» **Data tied to figure images**:

[START]

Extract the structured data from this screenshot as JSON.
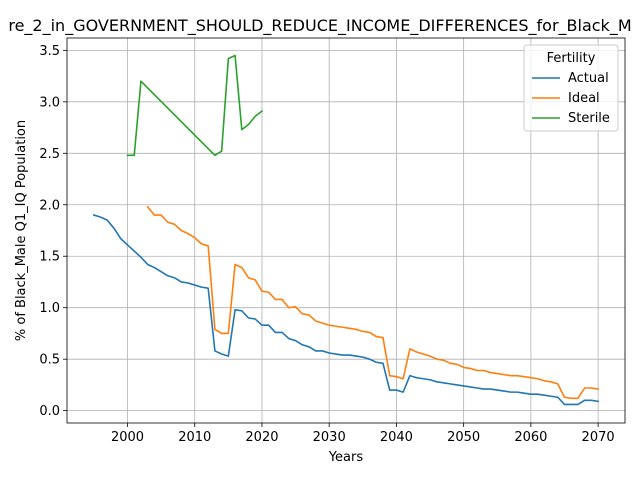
{
  "chart_data": {
    "type": "line",
    "title": "re_2_in_GOVERNMENT_SHOULD_REDUCE_INCOME_DIFFERENCES_for_Black_M",
    "xlabel": "Years",
    "ylabel": "% of Black_Male Q1_IQ Population",
    "xlim": [
      1991,
      2074
    ],
    "ylim": [
      -0.12,
      3.62
    ],
    "xticks": [
      2000,
      2010,
      2020,
      2030,
      2040,
      2050,
      2060,
      2070
    ],
    "yticks": [
      0.0,
      0.5,
      1.0,
      1.5,
      2.0,
      2.5,
      3.0,
      3.5
    ],
    "xtick_labels": [
      "2000",
      "2010",
      "2020",
      "2030",
      "2040",
      "2050",
      "2060",
      "2070"
    ],
    "ytick_labels": [
      "0.0",
      "0.5",
      "1.0",
      "1.5",
      "2.0",
      "2.5",
      "3.0",
      "3.5"
    ],
    "grid": true,
    "legend": {
      "title": "Fertility",
      "placement": "top-right"
    },
    "series": [
      {
        "name": "Actual",
        "color": "#1f77b4",
        "x": [
          1995,
          1996,
          1997,
          1998,
          1999,
          2000,
          2001,
          2002,
          2003,
          2004,
          2005,
          2006,
          2007,
          2008,
          2009,
          2010,
          2011,
          2012,
          2013,
          2014,
          2015,
          2016,
          2017,
          2018,
          2019,
          2020,
          2021,
          2022,
          2023,
          2024,
          2025,
          2026,
          2027,
          2028,
          2029,
          2030,
          2031,
          2032,
          2033,
          2034,
          2035,
          2036,
          2037,
          2038,
          2039,
          2040,
          2041,
          2042,
          2043,
          2044,
          2045,
          2046,
          2047,
          2048,
          2049,
          2050,
          2051,
          2052,
          2053,
          2054,
          2055,
          2056,
          2057,
          2058,
          2059,
          2060,
          2061,
          2062,
          2063,
          2064,
          2065,
          2066,
          2067,
          2068,
          2069,
          2070
        ],
        "y": [
          1.9,
          1.88,
          1.85,
          1.77,
          1.67,
          1.61,
          1.55,
          1.49,
          1.42,
          1.39,
          1.35,
          1.31,
          1.29,
          1.25,
          1.24,
          1.22,
          1.2,
          1.19,
          0.58,
          0.55,
          0.53,
          0.98,
          0.97,
          0.9,
          0.89,
          0.83,
          0.83,
          0.76,
          0.76,
          0.7,
          0.68,
          0.64,
          0.62,
          0.58,
          0.58,
          0.56,
          0.55,
          0.54,
          0.54,
          0.53,
          0.52,
          0.5,
          0.47,
          0.46,
          0.2,
          0.2,
          0.18,
          0.34,
          0.32,
          0.31,
          0.3,
          0.28,
          0.27,
          0.26,
          0.25,
          0.24,
          0.23,
          0.22,
          0.21,
          0.21,
          0.2,
          0.19,
          0.18,
          0.18,
          0.17,
          0.16,
          0.16,
          0.15,
          0.14,
          0.13,
          0.06,
          0.06,
          0.06,
          0.1,
          0.1,
          0.09
        ]
      },
      {
        "name": "Ideal",
        "color": "#ff7f0e",
        "x": [
          2003,
          2004,
          2005,
          2006,
          2007,
          2008,
          2009,
          2010,
          2011,
          2012,
          2013,
          2014,
          2015,
          2016,
          2017,
          2018,
          2019,
          2020,
          2021,
          2022,
          2023,
          2024,
          2025,
          2026,
          2027,
          2028,
          2029,
          2030,
          2031,
          2032,
          2033,
          2034,
          2035,
          2036,
          2037,
          2038,
          2039,
          2040,
          2041,
          2042,
          2043,
          2044,
          2045,
          2046,
          2047,
          2048,
          2049,
          2050,
          2051,
          2052,
          2053,
          2054,
          2055,
          2056,
          2057,
          2058,
          2059,
          2060,
          2061,
          2062,
          2063,
          2064,
          2065,
          2066,
          2067,
          2068,
          2069,
          2070
        ],
        "y": [
          1.98,
          1.9,
          1.9,
          1.83,
          1.81,
          1.75,
          1.72,
          1.68,
          1.62,
          1.6,
          0.79,
          0.75,
          0.75,
          1.42,
          1.39,
          1.29,
          1.27,
          1.16,
          1.15,
          1.08,
          1.08,
          1.0,
          1.01,
          0.94,
          0.93,
          0.87,
          0.85,
          0.83,
          0.82,
          0.81,
          0.8,
          0.79,
          0.77,
          0.76,
          0.72,
          0.71,
          0.34,
          0.33,
          0.31,
          0.6,
          0.57,
          0.55,
          0.53,
          0.5,
          0.49,
          0.46,
          0.45,
          0.42,
          0.41,
          0.39,
          0.39,
          0.37,
          0.36,
          0.35,
          0.34,
          0.34,
          0.33,
          0.32,
          0.31,
          0.29,
          0.28,
          0.26,
          0.13,
          0.12,
          0.12,
          0.22,
          0.22,
          0.21
        ]
      },
      {
        "name": "Sterile",
        "color": "#2ca02c",
        "x": [
          2000,
          2001,
          2002,
          2013,
          2014,
          2015,
          2016,
          2017,
          2018,
          2019,
          2020
        ],
        "y": [
          2.48,
          2.48,
          3.2,
          2.48,
          2.52,
          3.42,
          3.45,
          2.73,
          2.78,
          2.86,
          2.91
        ]
      }
    ]
  }
}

[END]

» **Given instruction**:
Copy all the entries word for word. Omit any pictures.

» **Exercise response**:
Extract the structured data from this screenshot as JSON.
{
  "chart_data": {
    "type": "line",
    "title": "re_2_in_GOVERNMENT_SHOULD_REDUCE_INCOME_DIFFERENCES_for_Black_M",
    "xlabel": "Years",
    "ylabel": "% of Black_Male Q1_IQ Population",
    "xlim": [
      1991,
      2074
    ],
    "ylim": [
      -0.12,
      3.62
    ],
    "xticks": [
      2000,
      2010,
      2020,
      2030,
      2040,
      2050,
      2060,
      2070
    ],
    "yticks": [
      0.0,
      0.5,
      1.0,
      1.5,
      2.0,
      2.5,
      3.0,
      3.5
    ],
    "xtick_labels": [
      "2000",
      "2010",
      "2020",
      "2030",
      "2040",
      "2050",
      "2060",
      "2070"
    ],
    "ytick_labels": [
      "0.0",
      "0.5",
      "1.0",
      "1.5",
      "2.0",
      "2.5",
      "3.0",
      "3.5"
    ],
    "grid": true,
    "legend": {
      "title": "Fertility",
      "placement": "top-right"
    },
    "series": [
      {
        "name": "Actual",
        "color": "#1f77b4",
        "x": [
          1995,
          1996,
          1997,
          1998,
          1999,
          2000,
          2001,
          2002,
          2003,
          2004,
          2005,
          2006,
          2007,
          2008,
          2009,
          2010,
          2011,
          2012,
          2013,
          2014,
          2015,
          2016,
          2017,
          2018,
          2019,
          2020,
          2021,
          2022,
          2023,
          2024,
          2025,
          2026,
          2027,
          2028,
          2029,
          2030,
          2031,
          2032,
          2033,
          2034,
          2035,
          2036,
          2037,
          2038,
          2039,
          2040,
          2041,
          2042,
          2043,
          2044,
          2045,
          2046,
          2047,
          2048,
          2049,
          2050,
          2051,
          2052,
          2053,
          2054,
          2055,
          2056,
          2057,
          2058,
          2059,
          2060,
          2061,
          2062,
          2063,
          2064,
          2065,
          2066,
          2067,
          2068,
          2069,
          2070
        ],
        "y": [
          1.9,
          1.88,
          1.85,
          1.77,
          1.67,
          1.61,
          1.55,
          1.49,
          1.42,
          1.39,
          1.35,
          1.31,
          1.29,
          1.25,
          1.24,
          1.22,
          1.2,
          1.19,
          0.58,
          0.55,
          0.53,
          0.98,
          0.97,
          0.9,
          0.89,
          0.83,
          0.83,
          0.76,
          0.76,
          0.7,
          0.68,
          0.64,
          0.62,
          0.58,
          0.58,
          0.56,
          0.55,
          0.54,
          0.54,
          0.53,
          0.52,
          0.5,
          0.47,
          0.46,
          0.2,
          0.2,
          0.18,
          0.34,
          0.32,
          0.31,
          0.3,
          0.28,
          0.27,
          0.26,
          0.25,
          0.24,
          0.23,
          0.22,
          0.21,
          0.21,
          0.2,
          0.19,
          0.18,
          0.18,
          0.17,
          0.16,
          0.16,
          0.15,
          0.14,
          0.13,
          0.06,
          0.06,
          0.06,
          0.1,
          0.1,
          0.09
        ]
      },
      {
        "name": "Ideal",
        "color": "#ff7f0e",
        "x": [
          2003,
          2004,
          2005,
          2006,
          2007,
          2008,
          2009,
          2010,
          2011,
          2012,
          2013,
          2014,
          2015,
          2016,
          2017,
          2018,
          2019,
          2020,
          2021,
          2022,
          2023,
          2024,
          2025,
          2026,
          2027,
          2028,
          2029,
          2030,
          2031,
          2032,
          2033,
          2034,
          2035,
          2036,
          2037,
          2038,
          2039,
          2040,
          2041,
          2042,
          2043,
          2044,
          2045,
          2046,
          2047,
          2048,
          2049,
          2050,
          2051,
          2052,
          2053,
          2054,
          2055,
          2056,
          2057,
          2058,
          2059,
          2060,
          2061,
          2062,
          2063,
          2064,
          2065,
          2066,
          2067,
          2068,
          2069,
          2070
        ],
        "y": [
          1.98,
          1.9,
          1.9,
          1.83,
          1.81,
          1.75,
          1.72,
          1.68,
          1.62,
          1.6,
          0.79,
          0.75,
          0.75,
          1.42,
          1.39,
          1.29,
          1.27,
          1.16,
          1.15,
          1.08,
          1.08,
          1.0,
          1.01,
          0.94,
          0.93,
          0.87,
          0.85,
          0.83,
          0.82,
          0.81,
          0.8,
          0.79,
          0.77,
          0.76,
          0.72,
          0.71,
          0.34,
          0.33,
          0.31,
          0.6,
          0.57,
          0.55,
          0.53,
          0.5,
          0.49,
          0.46,
          0.45,
          0.42,
          0.41,
          0.39,
          0.39,
          0.37,
          0.36,
          0.35,
          0.34,
          0.34,
          0.33,
          0.32,
          0.31,
          0.29,
          0.28,
          0.26,
          0.13,
          0.12,
          0.12,
          0.22,
          0.22,
          0.21
        ]
      },
      {
        "name": "Sterile",
        "color": "#2ca02c",
        "x": [
          2000,
          2001,
          2002,
          2013,
          2014,
          2015,
          2016,
          2017,
          2018,
          2019,
          2020
        ],
        "y": [
          2.48,
          2.48,
          3.2,
          2.48,
          2.52,
          3.42,
          3.45,
          2.73,
          2.78,
          2.86,
          2.91
        ]
      }
    ]
  }
}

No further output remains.